**** PROVIDED TEXT

Adding data to chart

Plotting raw geojson file. By default, all polygons are filled with the same color. We can specify individual color for each polygon, but it’s cumbersome. Instead, I’m going to use Human Development Index (HDI) to make a choropleth map. Fetch data from wikipedia using pandas’ read_html method.

dfs = pd.read_html('https://en.wikipedia.org/wiki/Provinces_of_Vietnam')

# the 4th table contains province level data such as area, HDI, GDP per capita)
df = dfs[4]
df.head()

Data cleaning: removing extra words and standardize spellings.

df['Province/City'] = df['Province/City'].str.replace(' Province', '').str.replace(' City', '').apply(unidecode)

********
**** DATA RECORDS

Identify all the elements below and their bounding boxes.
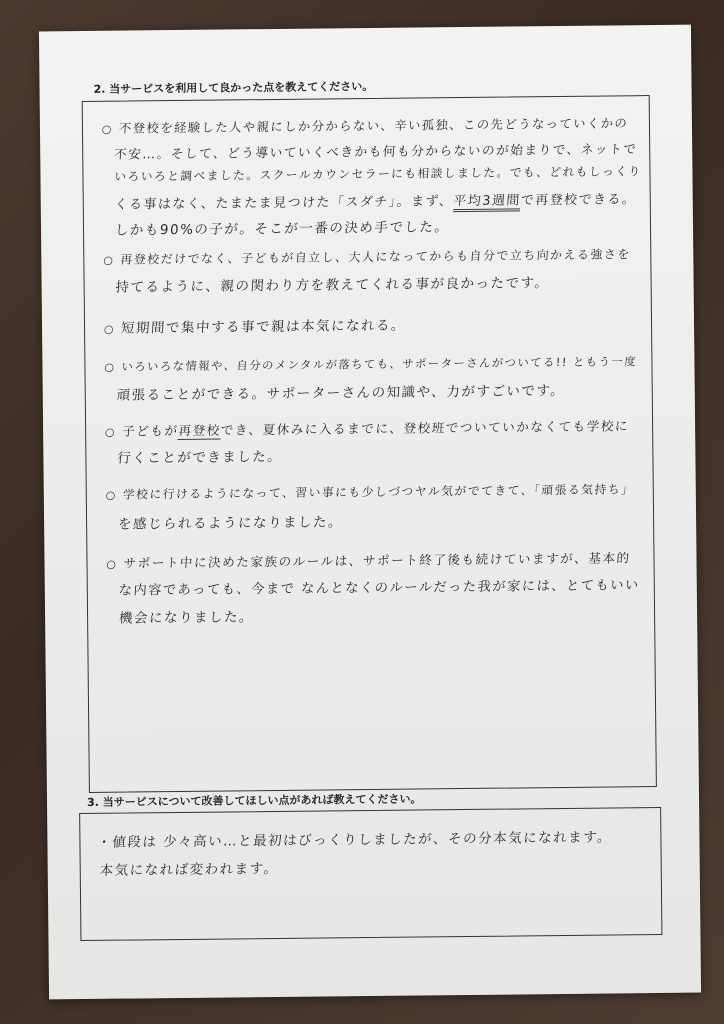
answer-line: ・値段は 少々高い…と最初はびっくりしましたが、その分本気になれます。 xyxy=(96,829,613,851)
bullet-icon: ○ xyxy=(104,425,117,439)
answer-line: 本気になれば変われます。 xyxy=(99,860,279,879)
bullet-icon: ○ xyxy=(104,360,116,374)
answer-line: ○ いろいろな情報や、自分のメンタルが落ちても、サポーターさんがついてる!! ともう一度 xyxy=(104,355,638,374)
answer-line: な内容であっても、今まで なんとなくのルールだった我が家には、とてもいい xyxy=(118,578,641,599)
highlight-text: 平均3週間 xyxy=(453,193,522,212)
bullet-icon: ○ xyxy=(103,322,116,336)
underlined-text: 再登校 xyxy=(178,423,221,440)
answer-line: ○ 学校に行けるようになって、習い事にも少しづつヤル気がでてきて、「頑張る気持ち」 xyxy=(105,482,635,502)
answer-line: 持てるように、親の関わり方を教えてくれる事が良かったです。 xyxy=(115,275,550,296)
bullet-icon: ○ xyxy=(105,488,118,502)
answer-line: 機会になりました。 xyxy=(118,609,255,627)
section2-heading: 2. 当サービスを利用して良かった点を教えてください。 xyxy=(93,79,374,96)
section3-heading: 3. 当サービスについて改善してほしい点があれば教えてください。 xyxy=(86,792,422,809)
answer-line: ○ サポート中に決めた家族のルールは、サポート終了後も続けていますが、基本的 xyxy=(106,550,632,571)
answer-line: ○ 不登校を経験した人や親にしか分からない、辛い孤独、この先どうなっていくかの xyxy=(101,116,629,136)
answer-line: ○ 子どもが再登校でき、夏休みに入るまでに、登校班でついていかなくても学校に xyxy=(104,418,630,439)
answer-line: ○ 短期間で集中する事で親は本気になれる。 xyxy=(103,317,407,337)
bullet-icon: ○ xyxy=(101,122,114,136)
survey-paper xyxy=(39,25,701,1000)
bullet-icon: ○ xyxy=(106,557,118,571)
answer-line: くる事はなく、たまたま見つけた「スダチ」。まず、平均3週間で再登校できる。 xyxy=(114,192,637,213)
bullet-icon: ○ xyxy=(102,253,115,267)
answer-line: 行くことができました。 xyxy=(116,448,283,467)
answer-line: しかも90%の子が。そこが一番の決め手でした。 xyxy=(114,219,450,239)
answer-line: いろいろと調べました。スクールカウンセラーにも相談しました。でも、どれもしっくり xyxy=(114,164,643,184)
answer-line: ○ 再登校だけでなく、子どもが自立し、大人になってからも自分で立ち向かえる強さを xyxy=(102,247,632,267)
answer-line: 不安…。そして、どう導いていくべきかも何も分からないのが始まりで、ネットで xyxy=(113,141,638,162)
answer-line: 頑張ることができる。サポーターさんの知識や、力がすごいです。 xyxy=(116,382,566,404)
answer-line: を感じられるようになりました。 xyxy=(117,514,344,533)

********

**SHORT TASK A**
In the Vietnam provinces choropleth text, which index is used to color the map?
**SHORT TASK B**
Carry on the Vietnam provinces choropleth text from the point where it stops.

**EXERCISE ANSWER A**
The Human Development Index (HDI).

**EXERCISE ANSWER B**
df['Province/City']= df['Province/City'].replace({'Ba Ria-Vung Tau': 'Ba Ria - Vung Tau', 'Thua Thien-Hue': 'Thua Thien Hue'})
df.head()

fig-1

gdf['HDI'] = gdf['en-1'].map(pd.Series(df['HDI (2012)[5]'].values, index=df['Province/City'].values).to_dict())

fig, ax = plt.subplots(figsize=(3,8));

ax.axis('off')
ax.set_title('Vietnam HDI by province', loc='left')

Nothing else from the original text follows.